Copy the records below exactly as they are written.

Data excerpts
◇ ◇ ◇

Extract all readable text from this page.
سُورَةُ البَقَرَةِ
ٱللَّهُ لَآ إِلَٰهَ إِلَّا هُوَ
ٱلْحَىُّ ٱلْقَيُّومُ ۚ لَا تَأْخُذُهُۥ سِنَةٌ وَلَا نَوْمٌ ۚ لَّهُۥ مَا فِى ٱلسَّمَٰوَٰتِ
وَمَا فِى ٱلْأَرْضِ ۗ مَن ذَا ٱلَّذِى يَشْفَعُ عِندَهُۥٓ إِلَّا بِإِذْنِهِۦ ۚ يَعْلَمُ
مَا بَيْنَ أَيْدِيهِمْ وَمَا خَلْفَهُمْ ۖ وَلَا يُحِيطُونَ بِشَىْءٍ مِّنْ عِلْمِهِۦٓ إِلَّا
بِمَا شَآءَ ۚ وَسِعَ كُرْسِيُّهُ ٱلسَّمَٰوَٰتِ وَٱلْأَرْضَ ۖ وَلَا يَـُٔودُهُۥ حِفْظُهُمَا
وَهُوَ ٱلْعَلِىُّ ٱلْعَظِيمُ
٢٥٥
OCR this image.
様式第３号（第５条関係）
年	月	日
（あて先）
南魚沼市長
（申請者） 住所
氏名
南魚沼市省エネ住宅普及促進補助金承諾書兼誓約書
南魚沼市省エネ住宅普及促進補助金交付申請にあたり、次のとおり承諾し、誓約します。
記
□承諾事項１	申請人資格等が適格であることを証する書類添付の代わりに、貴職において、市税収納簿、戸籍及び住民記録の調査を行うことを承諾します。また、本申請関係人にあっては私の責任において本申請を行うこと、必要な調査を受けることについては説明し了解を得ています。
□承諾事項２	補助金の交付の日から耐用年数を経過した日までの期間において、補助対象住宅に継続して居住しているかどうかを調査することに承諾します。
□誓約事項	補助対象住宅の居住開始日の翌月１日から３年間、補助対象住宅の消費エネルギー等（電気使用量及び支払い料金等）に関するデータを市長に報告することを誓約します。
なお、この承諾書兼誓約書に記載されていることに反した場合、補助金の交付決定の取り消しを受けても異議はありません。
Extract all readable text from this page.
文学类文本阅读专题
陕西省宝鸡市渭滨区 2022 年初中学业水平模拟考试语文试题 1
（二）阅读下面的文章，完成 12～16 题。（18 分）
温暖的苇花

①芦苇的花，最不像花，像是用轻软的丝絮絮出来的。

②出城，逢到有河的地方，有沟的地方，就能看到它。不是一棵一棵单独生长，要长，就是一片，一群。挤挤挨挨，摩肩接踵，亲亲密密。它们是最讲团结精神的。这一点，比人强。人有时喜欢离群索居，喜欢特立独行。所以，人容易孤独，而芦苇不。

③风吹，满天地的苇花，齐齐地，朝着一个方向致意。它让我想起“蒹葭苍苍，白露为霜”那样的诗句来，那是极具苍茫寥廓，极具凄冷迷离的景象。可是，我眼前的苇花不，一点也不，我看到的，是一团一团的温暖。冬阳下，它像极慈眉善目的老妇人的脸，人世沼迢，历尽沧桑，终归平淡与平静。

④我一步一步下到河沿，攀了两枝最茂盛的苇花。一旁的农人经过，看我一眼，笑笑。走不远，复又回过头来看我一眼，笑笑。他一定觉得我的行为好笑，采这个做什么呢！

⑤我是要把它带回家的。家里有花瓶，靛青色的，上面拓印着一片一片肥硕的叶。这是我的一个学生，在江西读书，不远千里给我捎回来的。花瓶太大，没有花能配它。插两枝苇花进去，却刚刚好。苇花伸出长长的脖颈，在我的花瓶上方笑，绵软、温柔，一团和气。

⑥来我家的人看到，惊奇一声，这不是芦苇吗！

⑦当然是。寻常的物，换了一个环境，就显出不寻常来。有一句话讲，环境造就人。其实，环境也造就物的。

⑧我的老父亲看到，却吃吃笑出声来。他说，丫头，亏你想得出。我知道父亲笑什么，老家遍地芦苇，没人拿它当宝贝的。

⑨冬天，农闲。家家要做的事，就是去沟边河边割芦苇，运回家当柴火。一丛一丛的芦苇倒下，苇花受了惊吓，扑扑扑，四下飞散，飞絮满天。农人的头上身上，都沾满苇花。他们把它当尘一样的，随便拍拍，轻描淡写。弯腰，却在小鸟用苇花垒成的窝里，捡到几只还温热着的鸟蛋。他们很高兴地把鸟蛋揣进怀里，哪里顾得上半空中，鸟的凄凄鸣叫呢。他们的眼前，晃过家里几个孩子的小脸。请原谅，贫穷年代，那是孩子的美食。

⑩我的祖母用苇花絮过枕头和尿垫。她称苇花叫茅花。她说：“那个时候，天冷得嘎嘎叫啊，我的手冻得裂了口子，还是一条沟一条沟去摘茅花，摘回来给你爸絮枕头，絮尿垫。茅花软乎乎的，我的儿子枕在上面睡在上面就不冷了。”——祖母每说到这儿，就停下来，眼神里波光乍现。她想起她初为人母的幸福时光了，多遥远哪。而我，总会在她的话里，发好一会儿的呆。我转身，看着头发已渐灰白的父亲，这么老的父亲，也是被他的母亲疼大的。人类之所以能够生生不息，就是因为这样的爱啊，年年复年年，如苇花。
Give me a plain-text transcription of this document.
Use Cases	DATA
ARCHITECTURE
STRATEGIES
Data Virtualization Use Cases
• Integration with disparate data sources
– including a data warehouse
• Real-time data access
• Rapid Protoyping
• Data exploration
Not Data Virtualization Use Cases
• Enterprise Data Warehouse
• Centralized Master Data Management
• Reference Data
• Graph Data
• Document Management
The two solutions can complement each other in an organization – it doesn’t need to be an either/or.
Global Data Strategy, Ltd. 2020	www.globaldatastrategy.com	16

◇ ◇ ◇

REPLY:
Extract all readable text from this page.
سُورَةُ البَقَرَةِ
ٱللَّهُ لَآ إِلَٰهَ إِلَّا هُوَ
ٱلْحَىُّ ٱلْقَيُّومُ ۚ لَا تَأْخُذُهُۥ سِنَةٌ وَلَا نَوْمٌ ۚ لَّهُۥ مَا فِى ٱلسَّمَٰوَٰتِ
وَمَا فِى ٱلْأَرْضِ ۗ مَن ذَا ٱلَّذِى يَشْفَعُ عِندَهُۥٓ إِلَّا بِإِذْنِهِۦ ۚ يَعْلَمُ
مَا بَيْنَ أَيْدِيهِمْ وَمَا خَلْفَهُمْ ۖ وَلَا يُحِيطُونَ بِشَىْءٍ مِّنْ عِلْمِهِۦٓ إِلَّا
بِمَا شَآءَ ۚ وَسِعَ كُرْسِيُّهُ ٱلسَّمَٰوَٰتِ وَٱلْأَرْضَ ۖ وَلَا يَـُٔودُهُۥ حِفْظُهُمَا
وَهُوَ ٱلْعَلِىُّ ٱلْعَظِيمُ
٢٥٥
OCR this image.
様式第３号（第５条関係）
年	月	日
（あて先）
南魚沼市長
（申請者） 住所
氏名
南魚沼市省エネ住宅普及促進補助金承諾書兼誓約書
南魚沼市省エネ住宅普及促進補助金交付申請にあたり、次のとおり承諾し、誓約します。
記
□承諾事項１	申請人資格等が適格であることを証する書類添付の代わりに、貴職において、市税収納簿、戸籍及び住民記録の調査を行うことを承諾します。また、本申請関係人にあっては私の責任において本申請を行うこと、必要な調査を受けることについては説明し了解を得ています。
□承諾事項２	補助金の交付の日から耐用年数を経過した日までの期間において、補助対象住宅に継続して居住しているかどうかを調査することに承諾します。
□誓約事項	補助対象住宅の居住開始日の翌月１日から３年間、補助対象住宅の消費エネルギー等（電気使用量及び支払い料金等）に関するデータを市長に報告することを誓約します。
なお、この承諾書兼誓約書に記載されていることに反した場合、補助金の交付決定の取り消しを受けても異議はありません。
Extract all readable text from this page.
文学类文本阅读专题
陕西省宝鸡市渭滨区 2022 年初中学业水平模拟考试语文试题 1
（二）阅读下面的文章，完成 12～16 题。（18 分）
温暖的苇花

①芦苇的花，最不像花，像是用轻软的丝絮絮出来的。

②出城，逢到有河的地方，有沟的地方，就能看到它。不是一棵一棵单独生长，要长，就是一片，一群。挤挤挨挨，摩肩接踵，亲亲密密。它们是最讲团结精神的。这一点，比人强。人有时喜欢离群索居，喜欢特立独行。所以，人容易孤独，而芦苇不。

③风吹，满天地的苇花，齐齐地，朝着一个方向致意。它让我想起“蒹葭苍苍，白露为霜”那样的诗句来，那是极具苍茫寥廓，极具凄冷迷离的景象。可是，我眼前的苇花不，一点也不，我看到的，是一团一团的温暖。冬阳下，它像极慈眉善目的老妇人的脸，人世沼迢，历尽沧桑，终归平淡与平静。

④我一步一步下到河沿，攀了两枝最茂盛的苇花。一旁的农人经过，看我一眼，笑笑。走不远，复又回过头来看我一眼，笑笑。他一定觉得我的行为好笑，采这个做什么呢！

⑤我是要把它带回家的。家里有花瓶，靛青色的，上面拓印着一片一片肥硕的叶。这是我的一个学生，在江西读书，不远千里给我捎回来的。花瓶太大，没有花能配它。插两枝苇花进去，却刚刚好。苇花伸出长长的脖颈，在我的花瓶上方笑，绵软、温柔，一团和气。

⑥来我家的人看到，惊奇一声，这不是芦苇吗！

⑦当然是。寻常的物，换了一个环境，就显出不寻常来。有一句话讲，环境造就人。其实，环境也造就物的。

⑧我的老父亲看到，却吃吃笑出声来。他说，丫头，亏你想得出。我知道父亲笑什么，老家遍地芦苇，没人拿它当宝贝的。

⑨冬天，农闲。家家要做的事，就是去沟边河边割芦苇，运回家当柴火。一丛一丛的芦苇倒下，苇花受了惊吓，扑扑扑，四下飞散，飞絮满天。农人的头上身上，都沾满苇花。他们把它当尘一样的，随便拍拍，轻描淡写。弯腰，却在小鸟用苇花垒成的窝里，捡到几只还温热着的鸟蛋。他们很高兴地把鸟蛋揣进怀里，哪里顾得上半空中，鸟的凄凄鸣叫呢。他们的眼前，晃过家里几个孩子的小脸。请原谅，贫穷年代，那是孩子的美食。

⑩我的祖母用苇花絮过枕头和尿垫。她称苇花叫茅花。她说：“那个时候，天冷得嘎嘎叫啊，我的手冻得裂了口子，还是一条沟一条沟去摘茅花，摘回来给你爸絮枕头，絮尿垫。茅花软乎乎的，我的儿子枕在上面睡在上面就不冷了。”——祖母每说到这儿，就停下来，眼神里波光乍现。她想起她初为人母的幸福时光了，多遥远哪。而我，总会在她的话里，发好一会儿的呆。我转身，看着头发已渐灰白的父亲，这么老的父亲，也是被他的母亲疼大的。人类之所以能够生生不息，就是因为这样的爱啊，年年复年年，如苇花。
Give me a plain-text transcription of this document.
Use Cases	DATA
ARCHITECTURE
STRATEGIES
Data Virtualization Use Cases
• Integration with disparate data sources
– including a data warehouse
• Real-time data access
• Rapid Protoyping
• Data exploration
Not Data Virtualization Use Cases
• Enterprise Data Warehouse
• Centralized Master Data Management
• Reference Data
• Graph Data
• Document Management
The two solutions can complement each other in an organization – it doesn’t need to be an either/or.
Global Data Strategy, Ltd. 2020	www.globaldatastrategy.com	16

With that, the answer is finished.